- Exercise material:
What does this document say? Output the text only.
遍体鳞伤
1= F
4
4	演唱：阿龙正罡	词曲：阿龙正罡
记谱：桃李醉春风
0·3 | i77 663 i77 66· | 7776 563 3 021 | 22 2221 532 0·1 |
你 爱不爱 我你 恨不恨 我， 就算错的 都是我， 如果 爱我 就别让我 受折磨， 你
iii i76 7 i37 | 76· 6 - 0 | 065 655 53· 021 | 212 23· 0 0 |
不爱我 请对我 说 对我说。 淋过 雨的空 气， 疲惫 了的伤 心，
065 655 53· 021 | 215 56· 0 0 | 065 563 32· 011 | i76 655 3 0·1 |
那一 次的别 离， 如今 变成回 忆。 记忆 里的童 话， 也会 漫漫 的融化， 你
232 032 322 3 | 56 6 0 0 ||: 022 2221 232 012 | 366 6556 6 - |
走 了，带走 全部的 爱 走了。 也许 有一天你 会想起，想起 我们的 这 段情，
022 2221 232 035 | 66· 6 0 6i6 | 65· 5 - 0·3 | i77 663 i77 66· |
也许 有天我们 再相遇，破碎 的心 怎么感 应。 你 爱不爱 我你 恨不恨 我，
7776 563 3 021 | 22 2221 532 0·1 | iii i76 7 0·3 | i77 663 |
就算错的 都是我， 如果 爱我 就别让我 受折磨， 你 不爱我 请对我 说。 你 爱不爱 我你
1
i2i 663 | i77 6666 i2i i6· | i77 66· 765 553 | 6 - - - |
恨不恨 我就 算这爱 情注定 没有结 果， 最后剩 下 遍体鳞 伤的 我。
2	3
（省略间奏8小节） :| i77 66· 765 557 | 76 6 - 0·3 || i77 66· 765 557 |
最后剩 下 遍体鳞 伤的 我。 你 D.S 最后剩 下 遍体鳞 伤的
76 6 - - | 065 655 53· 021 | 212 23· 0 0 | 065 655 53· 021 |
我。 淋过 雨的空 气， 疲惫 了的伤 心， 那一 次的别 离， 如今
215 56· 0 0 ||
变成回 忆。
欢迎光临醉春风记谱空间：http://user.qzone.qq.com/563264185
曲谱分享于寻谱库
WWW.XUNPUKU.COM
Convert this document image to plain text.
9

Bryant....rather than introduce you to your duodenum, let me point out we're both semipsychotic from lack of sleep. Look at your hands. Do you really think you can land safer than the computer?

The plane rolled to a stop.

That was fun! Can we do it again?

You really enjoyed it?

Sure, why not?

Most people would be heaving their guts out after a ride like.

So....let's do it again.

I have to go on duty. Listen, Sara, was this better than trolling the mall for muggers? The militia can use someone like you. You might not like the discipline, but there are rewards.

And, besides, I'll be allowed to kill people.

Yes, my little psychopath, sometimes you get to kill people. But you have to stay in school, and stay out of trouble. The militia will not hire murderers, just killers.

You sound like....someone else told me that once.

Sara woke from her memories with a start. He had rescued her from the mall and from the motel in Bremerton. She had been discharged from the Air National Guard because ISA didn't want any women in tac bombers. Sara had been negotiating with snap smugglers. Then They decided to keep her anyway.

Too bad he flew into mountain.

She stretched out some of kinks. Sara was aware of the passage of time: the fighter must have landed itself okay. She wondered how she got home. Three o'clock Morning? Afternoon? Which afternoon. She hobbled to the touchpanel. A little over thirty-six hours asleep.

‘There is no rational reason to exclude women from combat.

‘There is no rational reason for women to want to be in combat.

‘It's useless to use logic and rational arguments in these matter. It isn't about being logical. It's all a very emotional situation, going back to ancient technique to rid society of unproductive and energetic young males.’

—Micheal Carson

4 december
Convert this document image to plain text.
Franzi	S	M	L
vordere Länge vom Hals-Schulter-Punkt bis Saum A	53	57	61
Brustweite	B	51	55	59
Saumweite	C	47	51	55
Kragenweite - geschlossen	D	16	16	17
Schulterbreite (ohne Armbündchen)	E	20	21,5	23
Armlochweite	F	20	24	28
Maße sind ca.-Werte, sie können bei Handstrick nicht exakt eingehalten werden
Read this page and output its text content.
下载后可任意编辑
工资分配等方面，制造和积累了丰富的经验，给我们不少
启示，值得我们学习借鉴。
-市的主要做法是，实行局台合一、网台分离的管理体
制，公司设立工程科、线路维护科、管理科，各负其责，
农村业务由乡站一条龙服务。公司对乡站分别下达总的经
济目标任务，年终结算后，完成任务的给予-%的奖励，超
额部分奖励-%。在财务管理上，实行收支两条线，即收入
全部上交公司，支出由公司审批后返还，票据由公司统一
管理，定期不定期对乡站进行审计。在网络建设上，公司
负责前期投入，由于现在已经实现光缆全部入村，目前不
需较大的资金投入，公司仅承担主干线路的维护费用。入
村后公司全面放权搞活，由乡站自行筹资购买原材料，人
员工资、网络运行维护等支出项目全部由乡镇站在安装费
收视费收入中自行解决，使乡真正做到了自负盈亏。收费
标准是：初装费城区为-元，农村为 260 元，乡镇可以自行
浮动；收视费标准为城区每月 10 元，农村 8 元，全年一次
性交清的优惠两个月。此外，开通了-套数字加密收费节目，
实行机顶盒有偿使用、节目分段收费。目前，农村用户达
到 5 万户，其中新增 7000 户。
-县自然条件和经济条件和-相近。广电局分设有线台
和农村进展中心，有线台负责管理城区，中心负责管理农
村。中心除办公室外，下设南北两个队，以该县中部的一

- Directions for this task:
Reproduce each line of the material containing the word "mall".

- Complete answer:
I have to go on duty. Listen, Sara, was this better than trolling the mall for muggers? The militia can use someone like you. You might not like the discipline, but there are rewards.
Sara woke from her memories with a start. He had rescued her from the mall and from the motel in Bremerton. She had been discharged from the Air National Guard because ISA didn't want any women in tac bombers. Sara had been negotiating with snap smugglers. Then They decided to keep her anyway.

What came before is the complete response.